[Collected data entries]

____________________

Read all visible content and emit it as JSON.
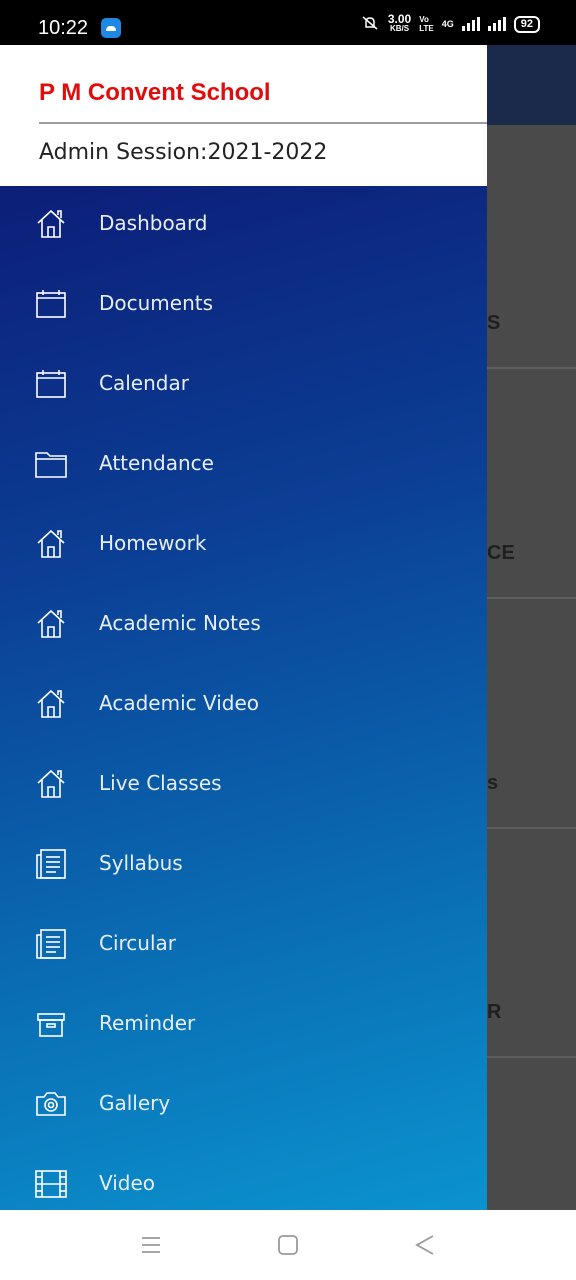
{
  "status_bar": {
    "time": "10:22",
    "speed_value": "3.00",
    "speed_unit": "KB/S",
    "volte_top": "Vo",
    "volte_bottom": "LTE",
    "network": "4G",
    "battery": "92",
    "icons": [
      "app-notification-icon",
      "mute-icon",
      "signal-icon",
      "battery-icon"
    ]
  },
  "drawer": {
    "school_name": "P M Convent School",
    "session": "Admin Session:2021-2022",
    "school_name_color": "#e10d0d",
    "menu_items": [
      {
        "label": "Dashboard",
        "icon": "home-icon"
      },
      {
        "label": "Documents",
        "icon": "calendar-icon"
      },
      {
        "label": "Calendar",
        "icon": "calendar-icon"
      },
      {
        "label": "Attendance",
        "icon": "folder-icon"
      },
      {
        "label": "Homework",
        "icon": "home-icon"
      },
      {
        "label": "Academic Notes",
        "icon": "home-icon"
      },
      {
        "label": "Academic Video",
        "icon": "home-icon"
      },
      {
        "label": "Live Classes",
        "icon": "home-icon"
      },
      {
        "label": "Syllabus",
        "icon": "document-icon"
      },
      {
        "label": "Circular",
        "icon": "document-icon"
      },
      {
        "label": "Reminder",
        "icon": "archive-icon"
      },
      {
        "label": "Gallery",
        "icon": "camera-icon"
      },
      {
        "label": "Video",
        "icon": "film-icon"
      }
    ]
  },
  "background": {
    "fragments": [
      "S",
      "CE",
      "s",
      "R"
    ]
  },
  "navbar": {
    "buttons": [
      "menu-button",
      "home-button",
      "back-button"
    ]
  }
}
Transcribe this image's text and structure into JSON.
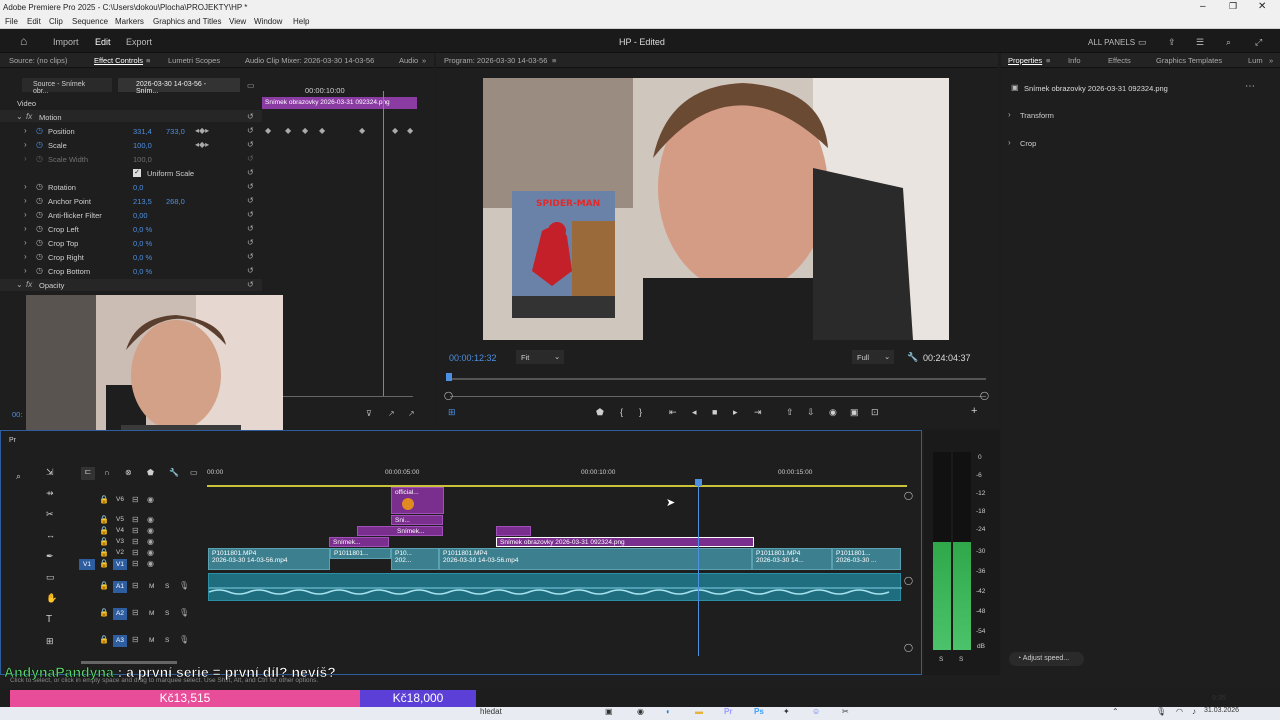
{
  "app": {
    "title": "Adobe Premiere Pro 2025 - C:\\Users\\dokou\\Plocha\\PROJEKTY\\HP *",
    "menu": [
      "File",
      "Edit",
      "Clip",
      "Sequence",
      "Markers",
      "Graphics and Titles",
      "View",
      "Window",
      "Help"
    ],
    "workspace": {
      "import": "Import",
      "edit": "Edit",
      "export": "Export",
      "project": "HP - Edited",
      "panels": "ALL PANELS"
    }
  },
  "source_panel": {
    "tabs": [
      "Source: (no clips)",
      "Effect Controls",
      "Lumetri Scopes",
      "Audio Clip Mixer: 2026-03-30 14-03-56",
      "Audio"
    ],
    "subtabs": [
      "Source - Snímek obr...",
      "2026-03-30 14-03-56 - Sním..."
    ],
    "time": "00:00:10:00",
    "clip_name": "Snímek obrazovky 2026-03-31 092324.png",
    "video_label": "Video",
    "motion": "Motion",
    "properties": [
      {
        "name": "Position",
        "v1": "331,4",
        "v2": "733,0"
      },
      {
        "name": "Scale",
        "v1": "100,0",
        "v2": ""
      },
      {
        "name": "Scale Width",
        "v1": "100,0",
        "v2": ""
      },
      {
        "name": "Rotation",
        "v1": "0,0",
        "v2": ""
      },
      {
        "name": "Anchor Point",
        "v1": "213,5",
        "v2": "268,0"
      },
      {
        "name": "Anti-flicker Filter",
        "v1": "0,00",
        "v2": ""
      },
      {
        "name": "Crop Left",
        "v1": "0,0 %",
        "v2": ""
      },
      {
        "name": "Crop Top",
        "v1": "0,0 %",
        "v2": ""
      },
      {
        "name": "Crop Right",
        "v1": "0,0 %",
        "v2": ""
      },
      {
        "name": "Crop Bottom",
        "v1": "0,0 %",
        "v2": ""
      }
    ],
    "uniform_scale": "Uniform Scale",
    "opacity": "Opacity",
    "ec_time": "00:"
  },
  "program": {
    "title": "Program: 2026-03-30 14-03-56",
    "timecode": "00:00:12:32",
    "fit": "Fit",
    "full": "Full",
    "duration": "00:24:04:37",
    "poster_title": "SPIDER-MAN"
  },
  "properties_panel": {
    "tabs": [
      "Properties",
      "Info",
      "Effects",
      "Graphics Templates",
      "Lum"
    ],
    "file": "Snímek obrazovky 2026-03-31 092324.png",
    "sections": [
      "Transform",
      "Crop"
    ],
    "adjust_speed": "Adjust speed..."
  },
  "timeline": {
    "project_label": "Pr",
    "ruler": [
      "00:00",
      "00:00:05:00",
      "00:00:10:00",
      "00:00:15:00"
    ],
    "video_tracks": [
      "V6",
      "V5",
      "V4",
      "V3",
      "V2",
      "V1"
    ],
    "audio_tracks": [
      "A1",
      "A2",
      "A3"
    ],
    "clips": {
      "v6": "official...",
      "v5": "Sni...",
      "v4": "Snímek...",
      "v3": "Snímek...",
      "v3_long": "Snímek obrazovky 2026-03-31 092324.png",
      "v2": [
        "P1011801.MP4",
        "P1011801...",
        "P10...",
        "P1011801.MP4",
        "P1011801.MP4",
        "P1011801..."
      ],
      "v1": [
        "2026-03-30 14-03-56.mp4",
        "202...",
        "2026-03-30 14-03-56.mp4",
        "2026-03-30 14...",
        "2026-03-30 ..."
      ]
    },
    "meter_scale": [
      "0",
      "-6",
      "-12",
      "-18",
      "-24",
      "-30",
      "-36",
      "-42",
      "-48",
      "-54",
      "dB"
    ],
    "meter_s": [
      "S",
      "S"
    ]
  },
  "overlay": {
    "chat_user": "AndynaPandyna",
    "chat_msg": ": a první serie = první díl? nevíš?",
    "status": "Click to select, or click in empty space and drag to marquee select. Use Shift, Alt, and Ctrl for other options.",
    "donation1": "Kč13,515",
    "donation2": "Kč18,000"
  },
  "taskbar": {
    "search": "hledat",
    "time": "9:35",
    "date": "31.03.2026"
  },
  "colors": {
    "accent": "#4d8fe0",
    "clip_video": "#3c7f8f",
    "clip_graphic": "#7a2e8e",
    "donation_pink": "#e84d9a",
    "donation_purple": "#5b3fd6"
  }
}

____________________

_Work to be completed_
Identify the lines in the entries above that contain "Crop", then copy them out.

_Full response_
        "name": "Crop Left",
        "name": "Crop Top",
        "name": "Crop Right",
        "name": "Crop Bottom",
      "Crop"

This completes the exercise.